* ACTIVITIES:
1. Copy the part of the cancer-care text that begins with "Healthier Habits to" and ends with "in cancer prevention.", substituting "visits" for "check-ups".
2. According to the cancer-care text, how much exercise each week does Dr. Ken Miller want a cancer survivor to get?

Start of GIVEN TEXT

He stresses that it’s a different day in the medical system.
“You have the right to pick up the phone, call your physician, and say, ‘I want a PSA. I want a prostate exam. I want a mammogram. I want an MRI,’ You have the right to do that as a patient and a lot of this is education and the things that you are doing which I can’t applaud enough to educate people that they do have these rights.”
Luckily, Knowles caught his cancer at stage 1A after requesting a mammogram and ultrasound. “Then the radiologist wanted to do more study and we did a biopsy and, sure enough, I was diagnosed with male chest cancer. I had surgery the next week. Gratefully diagnosed at Stage IA, which gives me a higher survival rate.”
When working with your medical team, tell them exactly what you are feeling and raise anything that may feel off to you. Every symptom should have a plan in place to address it, and if you feel like you are not being heard, continue to push and seek a second opinion if your concerns are not being addressed.
The only way to know this is to continue to push for answers, telling your medical team exactly what you are experiencing and demanding that you receive the best treatment for your specific situation.
“Every appointment you leave as a patient, there should be a plan for what the doc is going to do for you, and if that doesn’t work, what the next plan is,” Dr. Zuri Murrell, director of the Cedars-Sinai Colorectal Cancer Center, told SurvivorNet in a previous interview. “And I think that that’s totally fair. And me as a health professional– that’s what I do for all of my patients.”
Healthier Habits to Consider
In between proactive check-ups at the doctor, keeping a healthy lifestyle like Mr. Knowles does is also key in cancer prevention.
Dr. Ken Miller, director of outpatient oncology at the University of Maryland Greenebaum Cancer Center, told SurvivorNet in a previous interview what he thinks are the top lifestyle tips for a cancer survivor. “One is exercise, I want you to do be doing at least two hours a week of exercise, and walking counts. I personally recommend a low-fat diet. I recommend a colorful diet. And the fourth, is I recommend being close to an ideal body weight.”

End of GIVEN TEXT
Start of LISTED RECORDS

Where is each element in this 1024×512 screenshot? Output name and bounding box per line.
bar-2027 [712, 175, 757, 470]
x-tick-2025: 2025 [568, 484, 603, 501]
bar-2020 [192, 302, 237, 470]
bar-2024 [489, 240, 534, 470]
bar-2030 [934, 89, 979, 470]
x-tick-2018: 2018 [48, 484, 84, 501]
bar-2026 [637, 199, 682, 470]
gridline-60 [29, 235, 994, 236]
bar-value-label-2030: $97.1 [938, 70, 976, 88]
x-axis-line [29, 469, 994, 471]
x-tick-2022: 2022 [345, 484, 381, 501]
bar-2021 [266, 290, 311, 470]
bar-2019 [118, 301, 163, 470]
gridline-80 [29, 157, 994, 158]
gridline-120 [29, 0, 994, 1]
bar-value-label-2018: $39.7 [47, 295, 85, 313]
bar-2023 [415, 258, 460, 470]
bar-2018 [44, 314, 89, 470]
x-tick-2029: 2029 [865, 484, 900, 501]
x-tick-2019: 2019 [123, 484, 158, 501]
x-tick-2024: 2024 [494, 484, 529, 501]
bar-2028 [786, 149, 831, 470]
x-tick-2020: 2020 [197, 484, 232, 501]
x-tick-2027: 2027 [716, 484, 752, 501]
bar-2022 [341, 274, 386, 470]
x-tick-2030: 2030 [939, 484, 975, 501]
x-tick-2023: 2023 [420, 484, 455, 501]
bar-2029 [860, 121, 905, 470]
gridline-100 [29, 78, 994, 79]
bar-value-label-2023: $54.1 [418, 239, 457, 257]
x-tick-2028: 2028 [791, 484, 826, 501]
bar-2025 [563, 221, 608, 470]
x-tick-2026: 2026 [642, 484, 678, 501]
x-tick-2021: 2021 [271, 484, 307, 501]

End of LISTED RECORDS

* OUTPUTS FOR THE TASKS:
1.
Healthier Habits to Consider
In between proactive visits at the doctor, keeping a healthy lifestyle like Mr. Knowles does is also key in cancer prevention.

2. At least two hours a week, and walking counts.